_Problem to solve_. In the records that follow, show each line where the word "JSON" is present.

------ Exercise input

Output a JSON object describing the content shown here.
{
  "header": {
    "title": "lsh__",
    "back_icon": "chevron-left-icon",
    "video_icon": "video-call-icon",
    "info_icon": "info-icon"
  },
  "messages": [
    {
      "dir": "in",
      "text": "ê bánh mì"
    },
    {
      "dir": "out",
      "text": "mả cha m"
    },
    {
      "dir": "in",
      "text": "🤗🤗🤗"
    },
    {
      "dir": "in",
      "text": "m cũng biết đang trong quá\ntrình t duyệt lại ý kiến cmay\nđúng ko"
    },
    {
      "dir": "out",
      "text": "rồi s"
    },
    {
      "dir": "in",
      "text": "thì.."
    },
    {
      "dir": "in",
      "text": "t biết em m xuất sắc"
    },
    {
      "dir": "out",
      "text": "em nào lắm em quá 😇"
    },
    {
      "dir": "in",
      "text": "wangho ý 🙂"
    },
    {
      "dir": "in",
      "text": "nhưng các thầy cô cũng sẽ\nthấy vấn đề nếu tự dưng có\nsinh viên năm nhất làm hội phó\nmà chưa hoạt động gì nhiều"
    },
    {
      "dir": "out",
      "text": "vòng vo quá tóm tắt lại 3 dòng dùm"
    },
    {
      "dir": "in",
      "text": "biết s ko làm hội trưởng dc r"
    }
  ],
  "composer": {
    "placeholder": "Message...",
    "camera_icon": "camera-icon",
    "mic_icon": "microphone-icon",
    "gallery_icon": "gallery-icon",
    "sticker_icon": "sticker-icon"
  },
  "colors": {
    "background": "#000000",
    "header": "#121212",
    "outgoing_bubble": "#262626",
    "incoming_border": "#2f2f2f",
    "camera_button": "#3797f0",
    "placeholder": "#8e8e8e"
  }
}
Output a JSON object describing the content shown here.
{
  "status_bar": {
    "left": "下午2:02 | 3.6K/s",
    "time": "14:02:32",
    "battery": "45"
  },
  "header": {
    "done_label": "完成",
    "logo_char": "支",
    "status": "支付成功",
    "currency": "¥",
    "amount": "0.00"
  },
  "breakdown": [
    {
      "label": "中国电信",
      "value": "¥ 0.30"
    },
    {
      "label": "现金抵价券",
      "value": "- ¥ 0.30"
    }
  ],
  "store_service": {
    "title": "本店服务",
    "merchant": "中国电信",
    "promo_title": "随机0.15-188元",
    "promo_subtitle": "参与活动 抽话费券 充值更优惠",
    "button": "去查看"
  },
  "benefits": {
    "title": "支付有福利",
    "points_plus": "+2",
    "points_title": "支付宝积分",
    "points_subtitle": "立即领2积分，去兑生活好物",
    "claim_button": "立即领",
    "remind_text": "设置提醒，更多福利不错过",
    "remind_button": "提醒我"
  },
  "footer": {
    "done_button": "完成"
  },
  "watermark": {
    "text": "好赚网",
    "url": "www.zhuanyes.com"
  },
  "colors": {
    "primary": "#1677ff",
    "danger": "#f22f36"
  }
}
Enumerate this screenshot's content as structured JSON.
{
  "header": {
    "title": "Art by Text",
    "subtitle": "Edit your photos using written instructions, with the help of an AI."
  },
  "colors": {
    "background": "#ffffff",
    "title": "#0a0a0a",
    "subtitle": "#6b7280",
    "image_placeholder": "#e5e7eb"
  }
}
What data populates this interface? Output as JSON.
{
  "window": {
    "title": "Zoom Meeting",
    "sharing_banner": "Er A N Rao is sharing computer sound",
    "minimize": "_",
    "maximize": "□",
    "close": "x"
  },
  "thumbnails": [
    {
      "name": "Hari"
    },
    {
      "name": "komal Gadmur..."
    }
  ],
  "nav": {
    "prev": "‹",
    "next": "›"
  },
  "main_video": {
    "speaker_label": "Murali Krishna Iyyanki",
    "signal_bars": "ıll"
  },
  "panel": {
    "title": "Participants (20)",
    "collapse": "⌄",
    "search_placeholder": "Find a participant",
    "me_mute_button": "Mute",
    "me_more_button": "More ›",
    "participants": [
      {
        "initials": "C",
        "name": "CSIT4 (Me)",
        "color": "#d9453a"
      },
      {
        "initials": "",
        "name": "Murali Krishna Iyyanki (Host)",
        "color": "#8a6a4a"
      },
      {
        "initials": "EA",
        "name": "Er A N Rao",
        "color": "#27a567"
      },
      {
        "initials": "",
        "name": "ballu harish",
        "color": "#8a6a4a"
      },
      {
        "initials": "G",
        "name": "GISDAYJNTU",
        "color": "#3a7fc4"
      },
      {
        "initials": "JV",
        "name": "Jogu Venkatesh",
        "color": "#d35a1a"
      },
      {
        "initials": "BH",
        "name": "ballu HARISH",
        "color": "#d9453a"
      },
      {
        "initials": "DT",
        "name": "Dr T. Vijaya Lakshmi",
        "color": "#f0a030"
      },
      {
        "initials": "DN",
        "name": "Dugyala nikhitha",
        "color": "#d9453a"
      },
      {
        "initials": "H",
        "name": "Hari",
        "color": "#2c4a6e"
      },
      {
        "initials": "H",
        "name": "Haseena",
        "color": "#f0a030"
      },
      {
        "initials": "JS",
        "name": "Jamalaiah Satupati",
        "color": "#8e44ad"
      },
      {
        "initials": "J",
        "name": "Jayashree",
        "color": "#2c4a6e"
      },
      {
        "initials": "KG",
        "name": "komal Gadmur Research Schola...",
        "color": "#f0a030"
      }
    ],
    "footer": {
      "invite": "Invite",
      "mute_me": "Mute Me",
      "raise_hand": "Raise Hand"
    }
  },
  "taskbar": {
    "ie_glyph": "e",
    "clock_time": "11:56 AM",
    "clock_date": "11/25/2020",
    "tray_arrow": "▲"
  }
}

------------

_The answer_.
Output a JSON object describing the content shown here.
Output a JSON object describing the content shown here.
Enumerate this screenshot's content as structured JSON.
What data populates this interface? Output as JSON.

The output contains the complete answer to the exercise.